-- start Supplied text --

Mass-Observation: Mapping the Elephant
Introduction by Peter A. Hall
The Mass Observation group was founded in 1937 to promote an "anthropology of ourselves" with subversive intent. Its organizers invited the public to observe in writing everyday life in Britain, in order to expose facts "in simple terms to all observers, so that their environment may be understood, and thus constantly transformed." Drawing from Surrealist notions that a liberated unconscious would lead to a societal revolution, Charles Madge, a Communist, poet and journalist, Humphrey Jennings, a Surrealist painter and documentary filmmaker and Tom Harrisson, an anthropologist, then published what they called "weather-maps of public feeling".
Their most famous project, published as May the Twelfth: Mass-Observation Day-Surveys 1937 by Over Two Hundred Observers captured observations made during festivities on the day of the coronation of George VI, arranging them with a filmic editing technique. In a sense, Mass Observation was envisioned as a response, by the masses, to mass media. Although the initial movement was short-lived, and criticized by anthropologists as unscientific, it left an intriguing body of texts, a participatory literature of snapshots of everyday life; a kind of Twitter feed in longer, and crafted form.

-- end Supplied text --
-- start Excerpted records --

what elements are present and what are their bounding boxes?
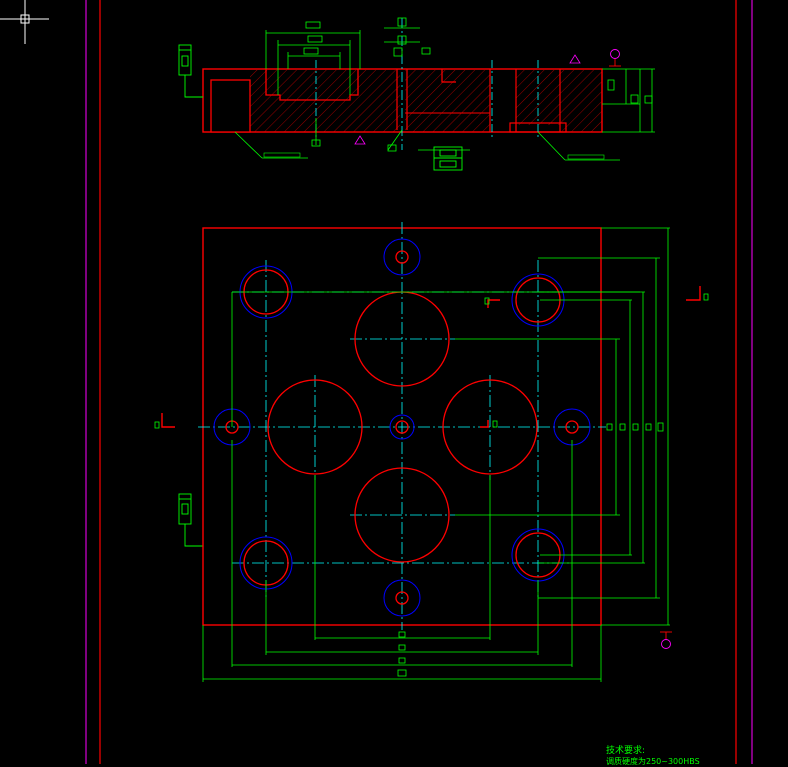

-- end Excerpted records --
-- start Excerpted records --

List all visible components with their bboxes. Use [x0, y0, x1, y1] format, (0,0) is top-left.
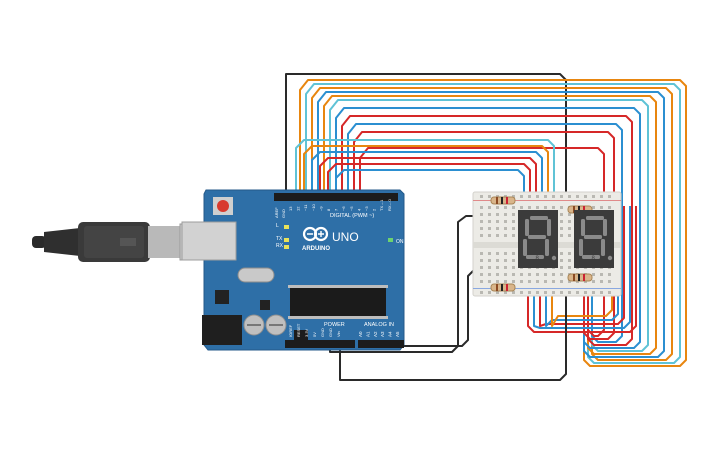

-- end Excerpted records --

What you should do => Write the next passage of the introduction to Mass-Observation, picking up after its final sentence. The records have no connection to the introduction to Mass-Observation.

Response to this exercise =>
In June 2009, as part of a one-day workshop at LCC, we practiced mass observations of the Elephant and Castle area. Our hypothesis was that the space of Elephant & Castle is already "practiced" by the people who live, work and travel through there. How might a mapping of existing everyday life be brought to bear on the grander ambitions for the area? Elephant & Castle recently attracted the attention of former US president Bill Clinton for its ten-year, £1bn, 170-acre regeneration programme, which was being touted as a carbon positive development. Conscious of the historical tendency for large-scale regeneration plans to prioritize an aerial view at the expense of street life, we set out to create a "bottom up" text-based mapping of the area, using the technique of mass-observation: writing what we see, as we see it.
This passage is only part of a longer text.